Word for word, print each line of the listing below; pictures stay out.

======== SOURCE RECORDS ========

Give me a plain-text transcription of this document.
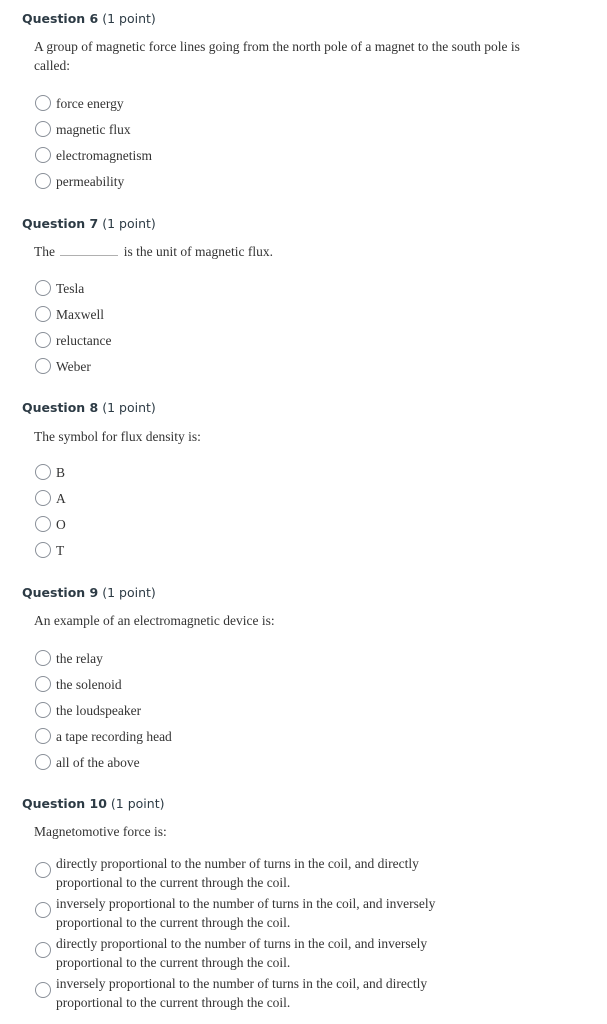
Question 6 (1 point)
A group of magnetic force lines going from the north pole of a magnet to the south pole is called:
force energy
magnetic flux
electromagnetism
permeability
Question 7 (1 point)
The	is the unit of magnetic flux.
Tesla
Maxwell
reluctance
Weber
Question 8 (1 point)
The symbol for flux density is:
B
A
O
T
Question 9 (1 point)
An example of an electromagnetic device is:
the relay
the solenoid
the loudspeaker
a tape recording head
all of the above
Question 10 (1 point)
Magnetomotive force is:
directly proportional to the number of turns in the coil, and directly proportional to the current through the coil.
inversely proportional to the number of turns in the coil, and inversely proportional to the current through the coil.
directly proportional to the number of turns in the coil, and inversely proportional to the current through the coil.
inversely proportional to the number of turns in the coil, and directly proportional to the current through the coil.
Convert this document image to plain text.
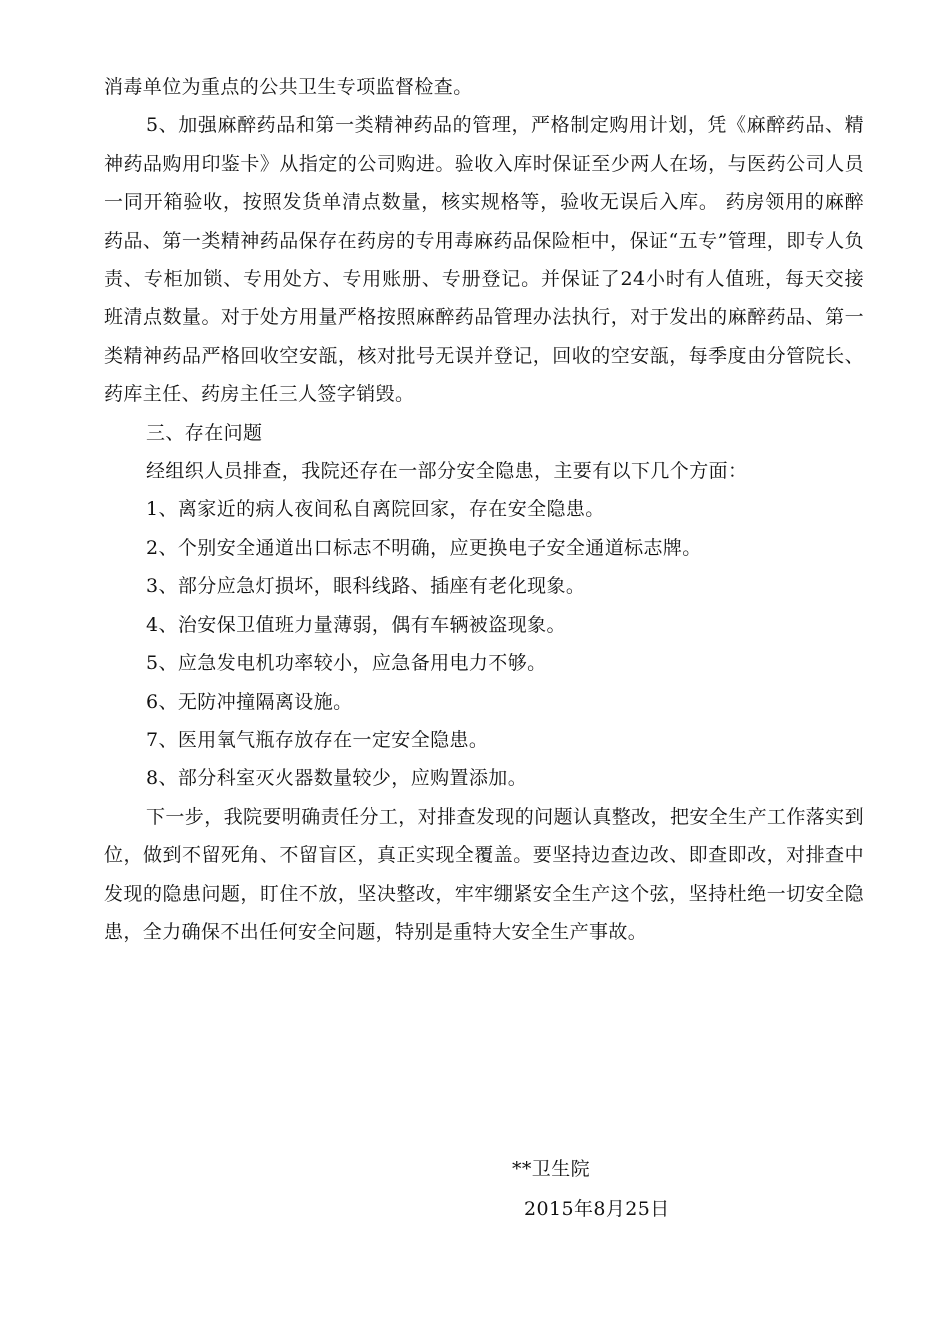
消毒单位为重点的公共卫生专项监督检查。

5、加强麻醉药品和第一类精神药品的管理，严格制定购用计划，凭《麻醉药品、精神药品购用印鉴卡》从指定的公司购进。验收入库时保证至少两人在场，与医药公司人员一同开箱验收，按照发货单清点数量，核实规格等，验收无误后入库。 药房领用的麻醉药品、第一类精神药品保存在药房的专用毒麻药品保险柜中，保证“五专”管理，即专人负责、专柜加锁、专用处方、专用账册、专册登记。并保证了24小时有人值班，每天交接班清点数量。对于处方用量严格按照麻醉药品管理办法执行，对于发出的麻醉药品、第一类精神药品严格回收空安瓿，核对批号无误并登记，回收的空安瓿，每季度由分管院长、药库主任、药房主任三人签字销毁。

三、存在问题

经组织人员排查，我院还存在一部分安全隐患，主要有以下几个方面：

1、离家近的病人夜间私自离院回家，存在安全隐患。

2、个别安全通道出口标志不明确，应更换电子安全通道标志牌。

3、部分应急灯损坏，眼科线路、插座有老化现象。

4、治安保卫值班力量薄弱，偶有车辆被盗现象。

5、应急发电机功率较小，应急备用电力不够。

6、无防冲撞隔离设施。

7、医用氧气瓶存放存在一定安全隐患。

8、部分科室灭火器数量较少，应购置添加。

下一步，我院要明确责任分工，对排查发现的问题认真整改，把安全生产工作落实到位，做到不留死角、不留盲区，真正实现全覆盖。要坚持边查边改、即查即改，对排查中发现的隐患问题，盯住不放，坚决整改，牢牢绷紧安全生产这个弦，坚持杜绝一切安全隐患，全力确保不出任何安全问题，特别是重特大安全生产事故。

**卫生院
2015年8月25日
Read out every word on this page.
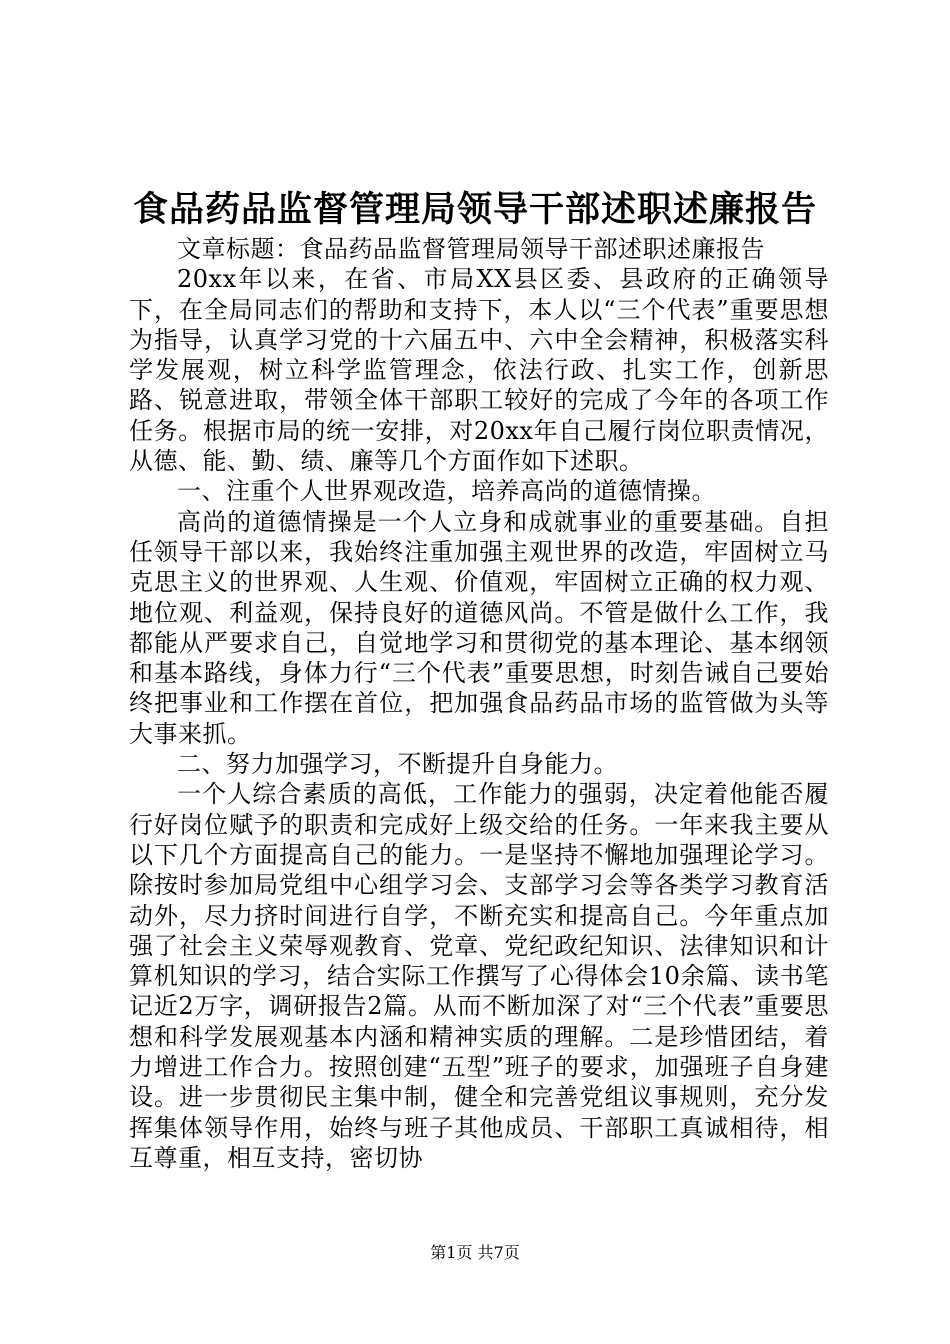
食品药品监督管理局领导干部述职述廉报告

文章标题：食品药品监督管理局领导干部述职述廉报告

20xx年以来，在省、市局XX县区委、县政府的正确领导下，在全局同志们的帮助和支持下，本人以“三个代表”重要思想为指导，认真学习党的十六届五中、六中全会精神，积极落实科学发展观，树立科学监管理念，依法行政、扎实工作，创新思路、锐意进取，带领全体干部职工较好的完成了今年的各项工作任务。根据市局的统一安排，对20xx年自己履行岗位职责情况，从德、能、勤、绩、廉等几个方面作如下述职。

一、注重个人世界观改造，培养高尚的道德情操。

高尚的道德情操是一个人立身和成就事业的重要基础。自担任领导干部以来，我始终注重加强主观世界的改造，牢固树立马克思主义的世界观、人生观、价值观，牢固树立正确的权力观、地位观、利益观，保持良好的道德风尚。不管是做什么工作，我都能从严要求自己，自觉地学习和贯彻党的基本理论、基本纲领和基本路线，身体力行“三个代表”重要思想，时刻告诫自己要始终把事业和工作摆在首位，把加强食品药品市场的监管做为头等大事来抓。

二、努力加强学习，不断提升自身能力。

一个人综合素质的高低，工作能力的强弱，决定着他能否履行好岗位赋予的职责和完成好上级交给的任务。一年来我主要从以下几个方面提高自己的能力。一是坚持不懈地加强理论学习。除按时参加局党组中心组学习会、支部学习会等各类学习教育活动外，尽力挤时间进行自学，不断充实和提高自己。今年重点加强了社会主义荣辱观教育、党章、党纪政纪知识、法律知识和计算机知识的学习，结合实际工作撰写了心得体会10余篇、读书笔记近2万字，调研报告2篇。从而不断加深了对“三个代表”重要思想和科学发展观基本内涵和精神实质的理解。二是珍惜团结，着力增进工作合力。按照创建“五型”班子的要求，加强班子自身建设。进一步贯彻民主集中制，健全和完善党组议事规则，充分发挥集体领导作用，始终与班子其他成员、干部职工真诚相待，相互尊重，相互支持，密切协

第1页 共7页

========

• [RESPONSE BELOW]
Give me a plain-text transcription of this document.
Question 6 (1 point)
A group of magnetic force lines going from the north pole of a magnet to the south pole is called:
force energy
magnetic flux
electromagnetism
permeability
Question 7 (1 point)
The	is the unit of magnetic flux.
Tesla
Maxwell
reluctance
Weber
Question 8 (1 point)
The symbol for flux density is:
B
A
O
T
Question 9 (1 point)
An example of an electromagnetic device is:
the relay
the solenoid
the loudspeaker
a tape recording head
all of the above
Question 10 (1 point)
Magnetomotive force is:
directly proportional to the number of turns in the coil, and directly proportional to the current through the coil.
inversely proportional to the number of turns in the coil, and inversely proportional to the current through the coil.
directly proportional to the number of turns in the coil, and inversely proportional to the current through the coil.
inversely proportional to the number of turns in the coil, and directly proportional to the current through the coil.
Convert this document image to plain text.
消毒单位为重点的公共卫生专项监督检查。

5、加强麻醉药品和第一类精神药品的管理，严格制定购用计划，凭《麻醉药品、精神药品购用印鉴卡》从指定的公司购进。验收入库时保证至少两人在场，与医药公司人员一同开箱验收，按照发货单清点数量，核实规格等，验收无误后入库。 药房领用的麻醉药品、第一类精神药品保存在药房的专用毒麻药品保险柜中，保证“五专”管理，即专人负责、专柜加锁、专用处方、专用账册、专册登记。并保证了24小时有人值班，每天交接班清点数量。对于处方用量严格按照麻醉药品管理办法执行，对于发出的麻醉药品、第一类精神药品严格回收空安瓿，核对批号无误并登记，回收的空安瓿，每季度由分管院长、药库主任、药房主任三人签字销毁。

三、存在问题

经组织人员排查，我院还存在一部分安全隐患，主要有以下几个方面：

1、离家近的病人夜间私自离院回家，存在安全隐患。

2、个别安全通道出口标志不明确，应更换电子安全通道标志牌。

3、部分应急灯损坏，眼科线路、插座有老化现象。

4、治安保卫值班力量薄弱，偶有车辆被盗现象。

5、应急发电机功率较小，应急备用电力不够。

6、无防冲撞隔离设施。

7、医用氧气瓶存放存在一定安全隐患。

8、部分科室灭火器数量较少，应购置添加。

下一步，我院要明确责任分工，对排查发现的问题认真整改，把安全生产工作落实到位，做到不留死角、不留盲区，真正实现全覆盖。要坚持边查边改、即查即改，对排查中发现的隐患问题，盯住不放，坚决整改，牢牢绷紧安全生产这个弦，坚持杜绝一切安全隐患，全力确保不出任何安全问题，特别是重特大安全生产事故。

**卫生院
2015年8月25日
Read out every word on this page.
食品药品监督管理局领导干部述职述廉报告

文章标题：食品药品监督管理局领导干部述职述廉报告

20xx年以来，在省、市局XX县区委、县政府的正确领导下，在全局同志们的帮助和支持下，本人以“三个代表”重要思想为指导，认真学习党的十六届五中、六中全会精神，积极落实科学发展观，树立科学监管理念，依法行政、扎实工作，创新思路、锐意进取，带领全体干部职工较好的完成了今年的各项工作任务。根据市局的统一安排，对20xx年自己履行岗位职责情况，从德、能、勤、绩、廉等几个方面作如下述职。

一、注重个人世界观改造，培养高尚的道德情操。

高尚的道德情操是一个人立身和成就事业的重要基础。自担任领导干部以来，我始终注重加强主观世界的改造，牢固树立马克思主义的世界观、人生观、价值观，牢固树立正确的权力观、地位观、利益观，保持良好的道德风尚。不管是做什么工作，我都能从严要求自己，自觉地学习和贯彻党的基本理论、基本纲领和基本路线，身体力行“三个代表”重要思想，时刻告诫自己要始终把事业和工作摆在首位，把加强食品药品市场的监管做为头等大事来抓。

二、努力加强学习，不断提升自身能力。

一个人综合素质的高低，工作能力的强弱，决定着他能否履行好岗位赋予的职责和完成好上级交给的任务。一年来我主要从以下几个方面提高自己的能力。一是坚持不懈地加强理论学习。除按时参加局党组中心组学习会、支部学习会等各类学习教育活动外，尽力挤时间进行自学，不断充实和提高自己。今年重点加强了社会主义荣辱观教育、党章、党纪政纪知识、法律知识和计算机知识的学习，结合实际工作撰写了心得体会10余篇、读书笔记近2万字，调研报告2篇。从而不断加深了对“三个代表”重要思想和科学发展观基本内涵和精神实质的理解。二是珍惜团结，着力增进工作合力。按照创建“五型”班子的要求，加强班子自身建设。进一步贯彻民主集中制，健全和完善党组议事规则，充分发挥集体领导作用，始终与班子其他成员、干部职工真诚相待，相互尊重，相互支持，密切协

第1页 共7页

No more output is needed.